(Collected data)
** Start **

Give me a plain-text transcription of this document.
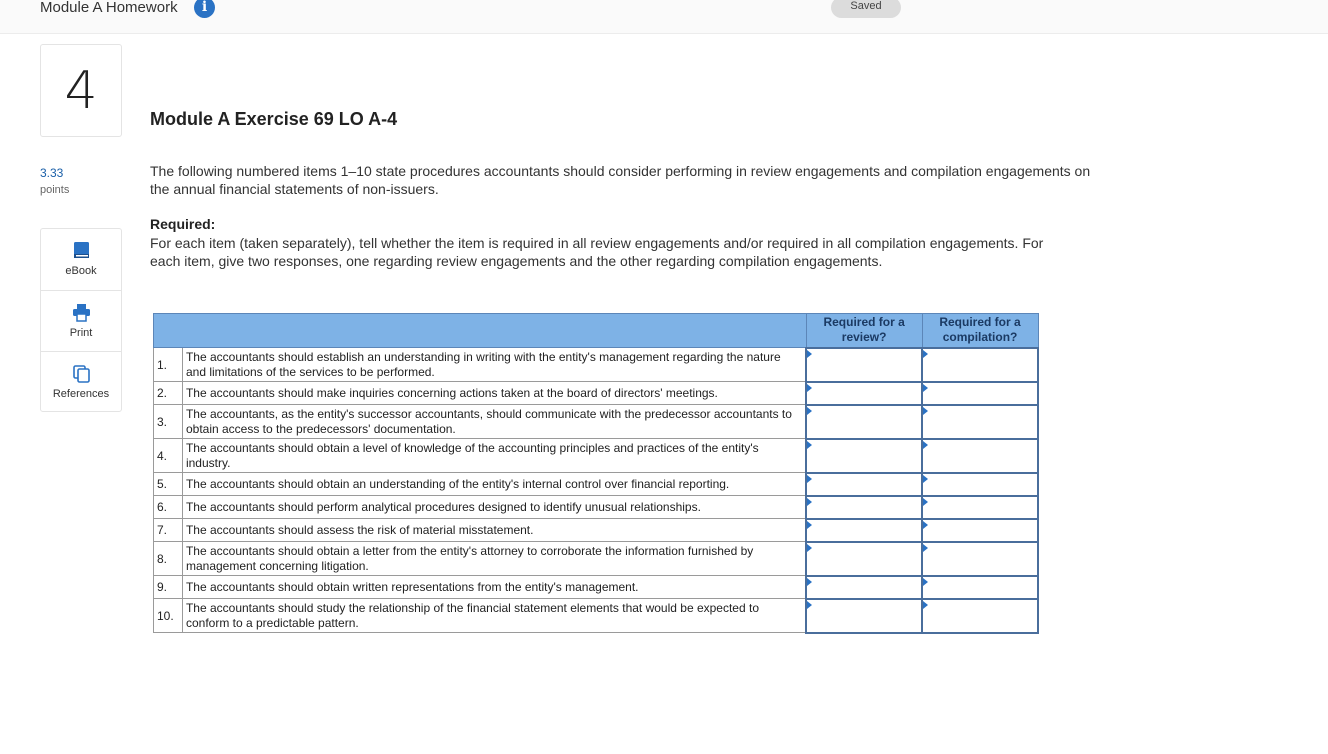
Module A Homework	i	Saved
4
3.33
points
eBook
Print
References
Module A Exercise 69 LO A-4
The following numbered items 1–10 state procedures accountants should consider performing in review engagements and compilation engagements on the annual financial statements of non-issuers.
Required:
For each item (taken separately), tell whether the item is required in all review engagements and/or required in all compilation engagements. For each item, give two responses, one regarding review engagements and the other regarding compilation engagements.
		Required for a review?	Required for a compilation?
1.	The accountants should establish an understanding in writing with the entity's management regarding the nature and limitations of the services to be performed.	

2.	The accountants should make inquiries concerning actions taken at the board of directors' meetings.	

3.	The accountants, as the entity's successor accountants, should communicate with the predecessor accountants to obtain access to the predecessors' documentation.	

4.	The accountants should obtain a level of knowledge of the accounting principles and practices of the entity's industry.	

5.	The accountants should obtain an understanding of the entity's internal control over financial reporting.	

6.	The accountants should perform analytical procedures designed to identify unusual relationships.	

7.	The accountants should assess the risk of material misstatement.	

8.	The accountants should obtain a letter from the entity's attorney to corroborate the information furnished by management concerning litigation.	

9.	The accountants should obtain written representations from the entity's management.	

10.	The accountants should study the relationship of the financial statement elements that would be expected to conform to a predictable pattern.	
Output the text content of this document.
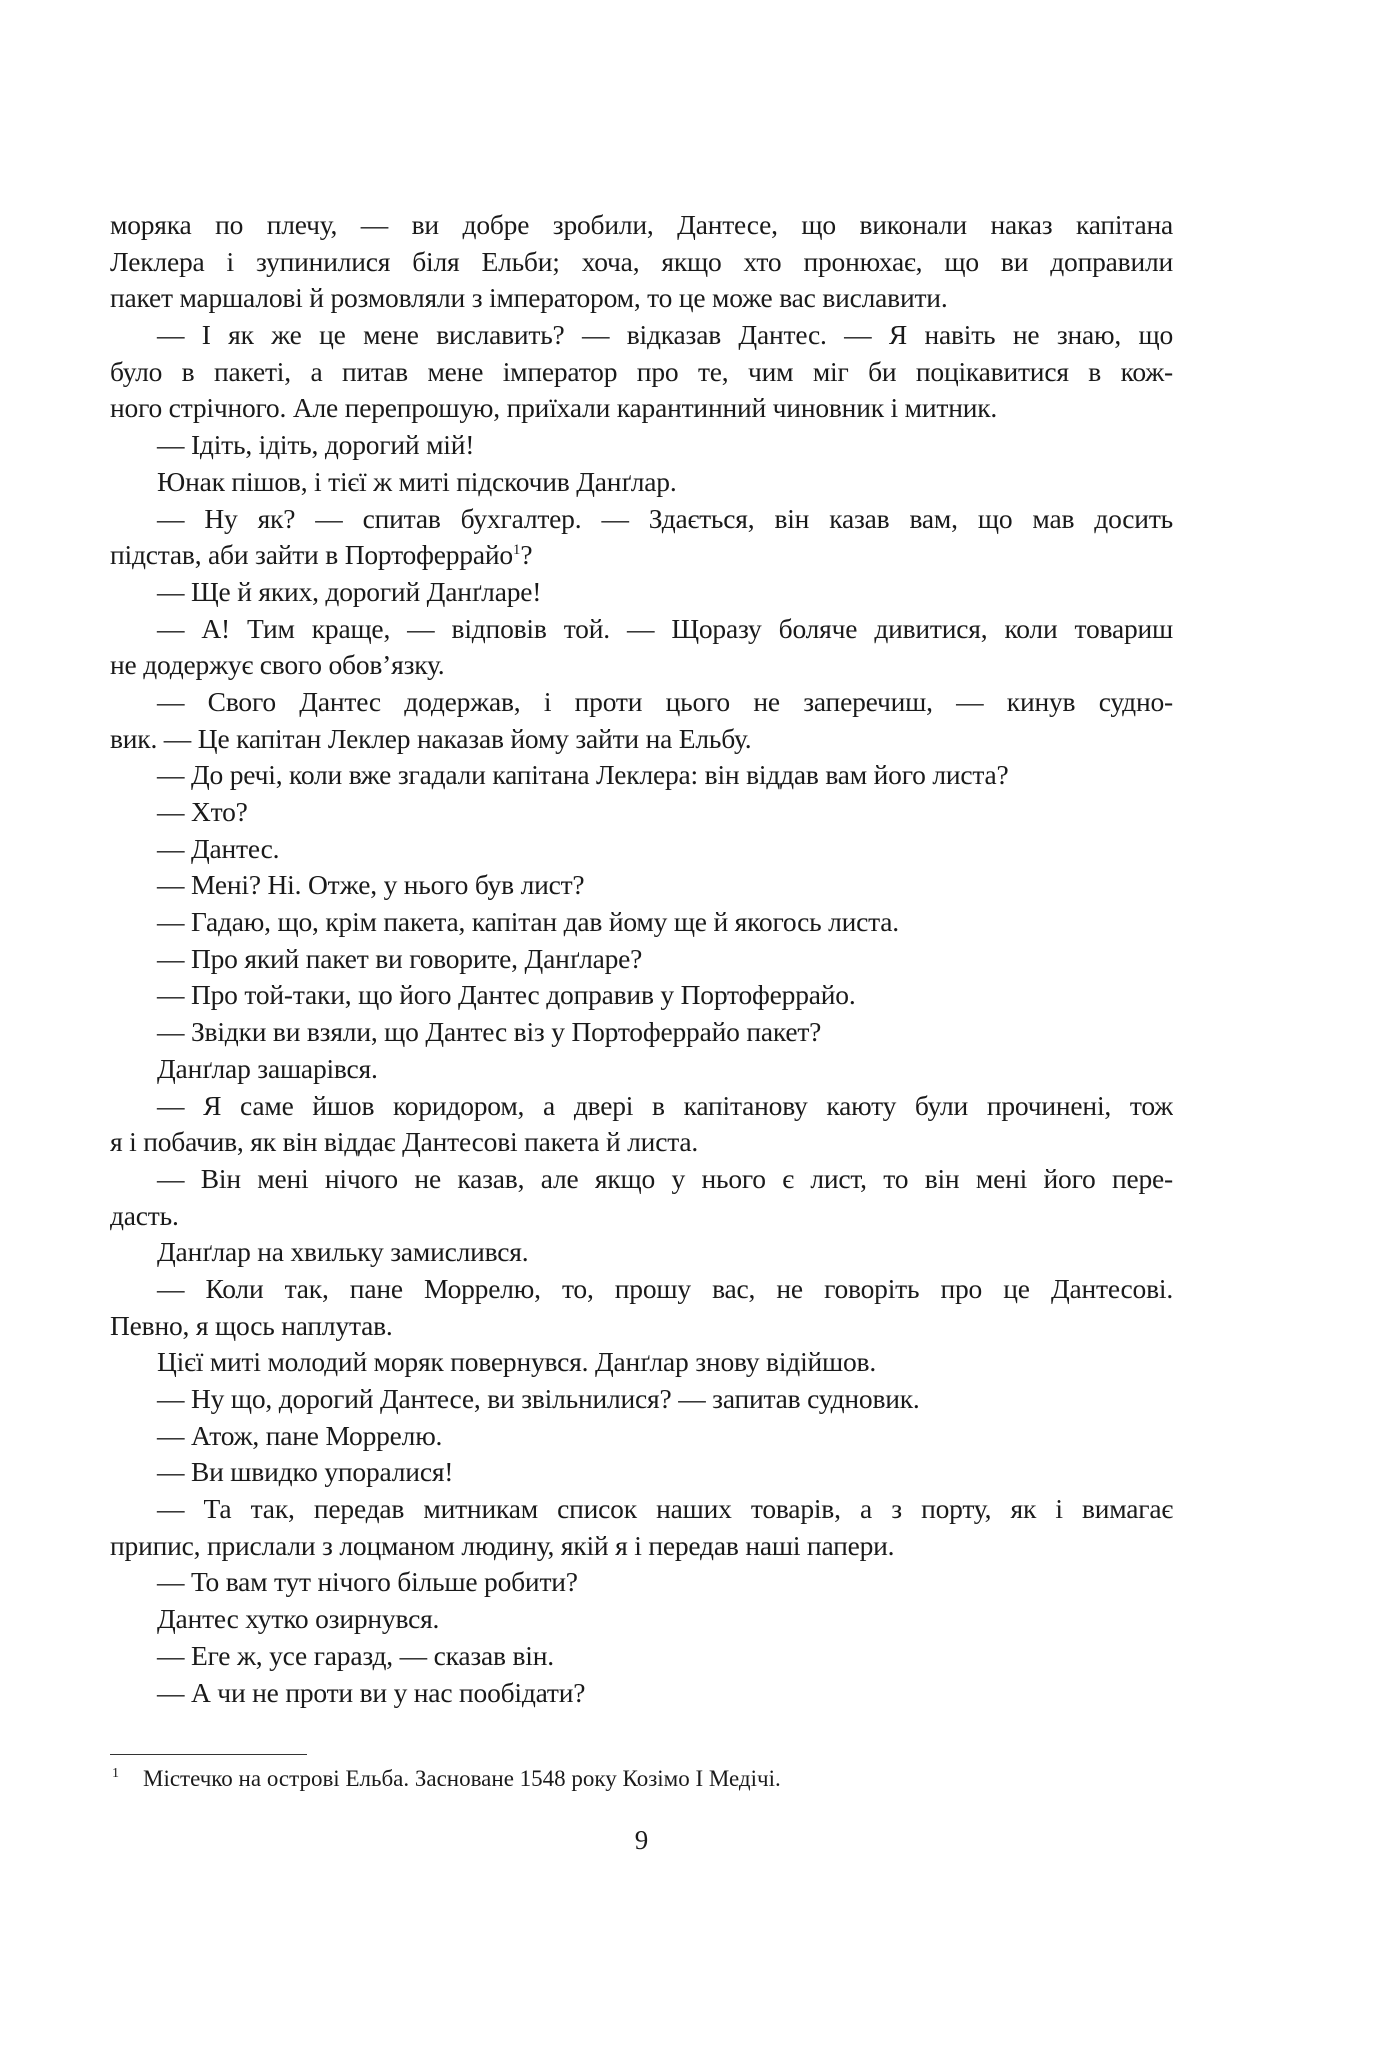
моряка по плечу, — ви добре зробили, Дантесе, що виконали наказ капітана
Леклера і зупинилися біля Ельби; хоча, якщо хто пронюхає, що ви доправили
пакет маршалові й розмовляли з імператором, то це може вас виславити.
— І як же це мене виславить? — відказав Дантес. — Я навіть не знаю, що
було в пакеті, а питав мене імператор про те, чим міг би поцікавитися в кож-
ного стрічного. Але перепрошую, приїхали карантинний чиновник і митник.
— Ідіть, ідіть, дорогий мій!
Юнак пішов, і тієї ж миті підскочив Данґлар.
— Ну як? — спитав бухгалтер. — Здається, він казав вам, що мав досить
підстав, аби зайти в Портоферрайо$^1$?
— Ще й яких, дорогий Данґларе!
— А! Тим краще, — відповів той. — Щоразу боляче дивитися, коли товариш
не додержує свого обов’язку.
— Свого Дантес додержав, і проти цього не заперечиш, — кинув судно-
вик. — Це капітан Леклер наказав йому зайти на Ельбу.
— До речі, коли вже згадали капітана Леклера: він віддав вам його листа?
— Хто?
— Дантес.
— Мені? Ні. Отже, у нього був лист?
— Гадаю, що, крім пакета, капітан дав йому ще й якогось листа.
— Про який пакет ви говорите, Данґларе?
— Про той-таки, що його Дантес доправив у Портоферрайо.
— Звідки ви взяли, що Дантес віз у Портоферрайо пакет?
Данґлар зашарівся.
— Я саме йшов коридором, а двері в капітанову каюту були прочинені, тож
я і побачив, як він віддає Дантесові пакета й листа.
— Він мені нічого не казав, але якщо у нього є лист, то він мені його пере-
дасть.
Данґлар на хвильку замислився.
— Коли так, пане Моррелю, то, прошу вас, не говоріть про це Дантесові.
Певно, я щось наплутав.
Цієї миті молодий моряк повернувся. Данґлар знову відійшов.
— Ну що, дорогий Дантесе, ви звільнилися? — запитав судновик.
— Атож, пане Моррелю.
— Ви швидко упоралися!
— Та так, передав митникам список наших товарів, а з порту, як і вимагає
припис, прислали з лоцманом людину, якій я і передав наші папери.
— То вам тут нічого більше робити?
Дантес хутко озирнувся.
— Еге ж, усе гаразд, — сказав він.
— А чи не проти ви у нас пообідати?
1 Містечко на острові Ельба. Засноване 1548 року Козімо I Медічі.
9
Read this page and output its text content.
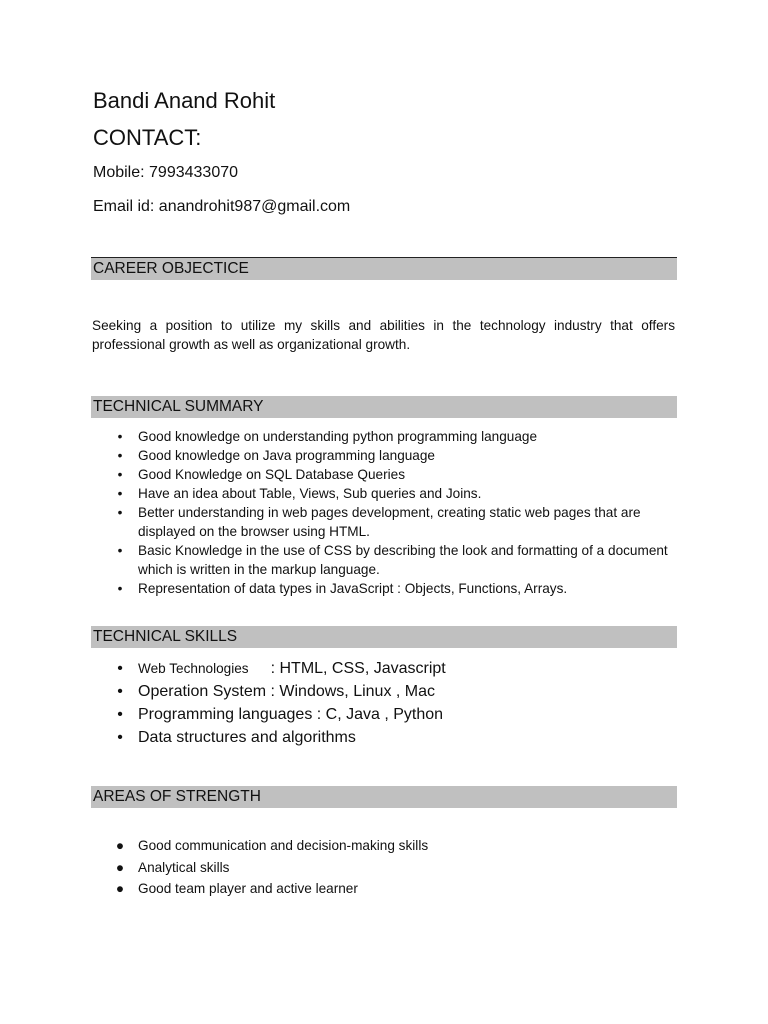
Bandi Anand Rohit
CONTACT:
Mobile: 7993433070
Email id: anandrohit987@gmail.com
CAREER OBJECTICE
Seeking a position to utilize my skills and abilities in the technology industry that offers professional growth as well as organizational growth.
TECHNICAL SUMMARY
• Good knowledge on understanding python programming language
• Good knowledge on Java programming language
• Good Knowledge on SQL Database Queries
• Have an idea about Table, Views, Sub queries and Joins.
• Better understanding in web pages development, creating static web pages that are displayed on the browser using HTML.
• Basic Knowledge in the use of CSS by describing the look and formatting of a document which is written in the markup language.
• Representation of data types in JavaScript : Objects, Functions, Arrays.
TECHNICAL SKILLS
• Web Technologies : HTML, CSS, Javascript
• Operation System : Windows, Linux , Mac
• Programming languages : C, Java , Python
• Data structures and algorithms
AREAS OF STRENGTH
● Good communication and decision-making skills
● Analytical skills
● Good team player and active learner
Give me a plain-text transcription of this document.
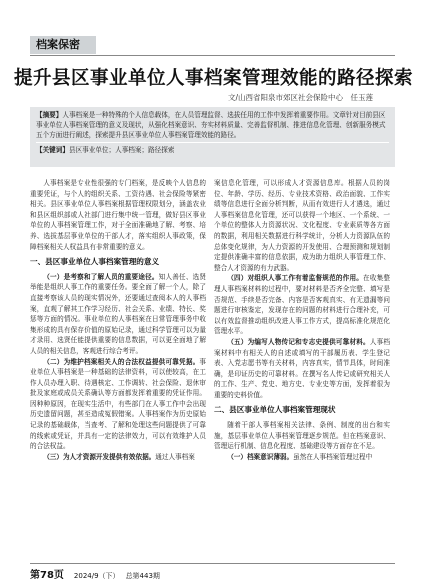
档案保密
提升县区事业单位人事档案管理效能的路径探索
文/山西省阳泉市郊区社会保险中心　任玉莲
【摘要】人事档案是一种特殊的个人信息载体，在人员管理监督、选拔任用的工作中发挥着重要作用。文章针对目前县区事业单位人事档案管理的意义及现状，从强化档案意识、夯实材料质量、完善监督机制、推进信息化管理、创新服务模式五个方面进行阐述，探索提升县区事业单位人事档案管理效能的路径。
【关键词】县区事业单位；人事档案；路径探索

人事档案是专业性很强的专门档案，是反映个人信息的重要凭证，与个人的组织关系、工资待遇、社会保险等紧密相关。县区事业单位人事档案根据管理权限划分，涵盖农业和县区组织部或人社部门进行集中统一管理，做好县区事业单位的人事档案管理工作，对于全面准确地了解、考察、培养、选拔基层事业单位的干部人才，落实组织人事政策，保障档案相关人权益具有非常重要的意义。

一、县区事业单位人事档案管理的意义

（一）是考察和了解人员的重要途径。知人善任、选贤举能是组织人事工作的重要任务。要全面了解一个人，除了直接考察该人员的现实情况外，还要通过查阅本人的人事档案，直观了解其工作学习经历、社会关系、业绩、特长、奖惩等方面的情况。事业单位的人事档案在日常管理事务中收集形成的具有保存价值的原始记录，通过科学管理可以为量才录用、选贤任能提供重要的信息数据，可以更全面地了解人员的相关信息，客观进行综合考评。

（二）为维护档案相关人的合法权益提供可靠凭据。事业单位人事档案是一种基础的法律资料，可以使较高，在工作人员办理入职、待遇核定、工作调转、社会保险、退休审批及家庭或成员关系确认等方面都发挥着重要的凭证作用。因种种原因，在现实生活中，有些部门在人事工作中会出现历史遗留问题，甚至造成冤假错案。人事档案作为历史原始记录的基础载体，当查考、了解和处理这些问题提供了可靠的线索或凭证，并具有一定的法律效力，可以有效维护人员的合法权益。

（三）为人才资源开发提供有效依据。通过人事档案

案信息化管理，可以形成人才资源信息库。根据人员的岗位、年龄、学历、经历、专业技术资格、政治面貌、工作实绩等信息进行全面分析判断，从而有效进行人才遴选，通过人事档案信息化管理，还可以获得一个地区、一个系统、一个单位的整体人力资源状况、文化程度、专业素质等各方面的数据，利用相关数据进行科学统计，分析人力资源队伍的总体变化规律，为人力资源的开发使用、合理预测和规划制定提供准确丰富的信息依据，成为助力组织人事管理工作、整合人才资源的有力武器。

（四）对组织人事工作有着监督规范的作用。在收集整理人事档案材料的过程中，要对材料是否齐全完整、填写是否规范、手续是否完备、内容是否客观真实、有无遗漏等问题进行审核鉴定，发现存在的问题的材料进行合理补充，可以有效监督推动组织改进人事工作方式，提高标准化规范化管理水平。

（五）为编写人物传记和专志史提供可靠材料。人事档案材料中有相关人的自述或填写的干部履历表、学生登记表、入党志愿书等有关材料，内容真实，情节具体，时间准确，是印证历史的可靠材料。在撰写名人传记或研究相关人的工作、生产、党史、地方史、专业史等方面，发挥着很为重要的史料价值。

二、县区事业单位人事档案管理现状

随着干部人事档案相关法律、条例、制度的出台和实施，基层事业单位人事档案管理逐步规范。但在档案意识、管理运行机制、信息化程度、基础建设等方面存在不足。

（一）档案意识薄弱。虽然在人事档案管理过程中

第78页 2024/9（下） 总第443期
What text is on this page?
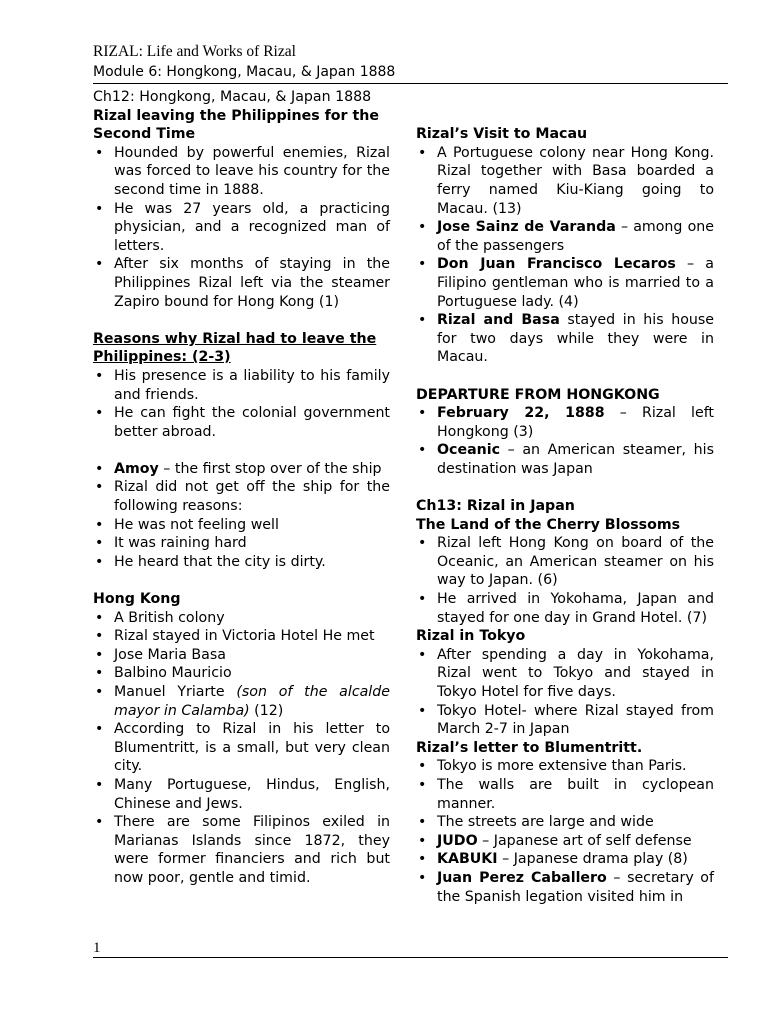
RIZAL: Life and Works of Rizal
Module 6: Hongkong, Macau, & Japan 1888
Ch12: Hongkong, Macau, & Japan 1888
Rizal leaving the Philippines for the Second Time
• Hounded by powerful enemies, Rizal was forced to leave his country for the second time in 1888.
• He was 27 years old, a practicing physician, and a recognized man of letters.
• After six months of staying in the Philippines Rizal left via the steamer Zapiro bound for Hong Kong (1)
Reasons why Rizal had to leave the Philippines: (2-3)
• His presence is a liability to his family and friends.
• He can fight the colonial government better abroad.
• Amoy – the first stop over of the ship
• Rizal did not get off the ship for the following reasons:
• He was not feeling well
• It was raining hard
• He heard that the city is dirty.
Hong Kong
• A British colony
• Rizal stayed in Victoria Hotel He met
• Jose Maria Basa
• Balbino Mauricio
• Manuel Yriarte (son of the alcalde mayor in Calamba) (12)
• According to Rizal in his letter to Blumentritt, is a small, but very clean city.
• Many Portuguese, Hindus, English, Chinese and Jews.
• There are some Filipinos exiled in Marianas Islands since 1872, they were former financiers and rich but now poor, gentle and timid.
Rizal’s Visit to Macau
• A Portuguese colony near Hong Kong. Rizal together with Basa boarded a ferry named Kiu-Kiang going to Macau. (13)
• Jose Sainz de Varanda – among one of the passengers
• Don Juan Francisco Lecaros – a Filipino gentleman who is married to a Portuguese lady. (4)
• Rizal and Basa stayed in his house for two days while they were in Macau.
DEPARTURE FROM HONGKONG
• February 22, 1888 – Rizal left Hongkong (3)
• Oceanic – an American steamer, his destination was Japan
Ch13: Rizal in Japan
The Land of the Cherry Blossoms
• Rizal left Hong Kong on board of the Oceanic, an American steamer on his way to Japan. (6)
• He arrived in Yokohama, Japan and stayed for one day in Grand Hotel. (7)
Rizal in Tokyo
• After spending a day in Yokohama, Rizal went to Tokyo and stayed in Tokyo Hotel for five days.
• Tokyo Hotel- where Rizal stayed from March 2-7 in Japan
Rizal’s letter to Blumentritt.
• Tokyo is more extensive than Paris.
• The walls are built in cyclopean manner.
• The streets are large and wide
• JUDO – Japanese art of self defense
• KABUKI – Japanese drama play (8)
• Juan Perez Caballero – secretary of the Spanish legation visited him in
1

** End **

◆ TO DO
Report every line in the data above in which the word "review" appears.

◆ FINAL RESULT
The following numbered items 1–10 state procedures accountants should consider performing in review engagements and compilation engagements on the annual financial statements of non-issuers.
For each item (taken separately), tell whether the item is required in all review engagements and/or required in all compilation engagements. For each item, give two responses, one regarding review engagements and the other regarding compilation engagements.
		Required for a review?	Required for a compilation?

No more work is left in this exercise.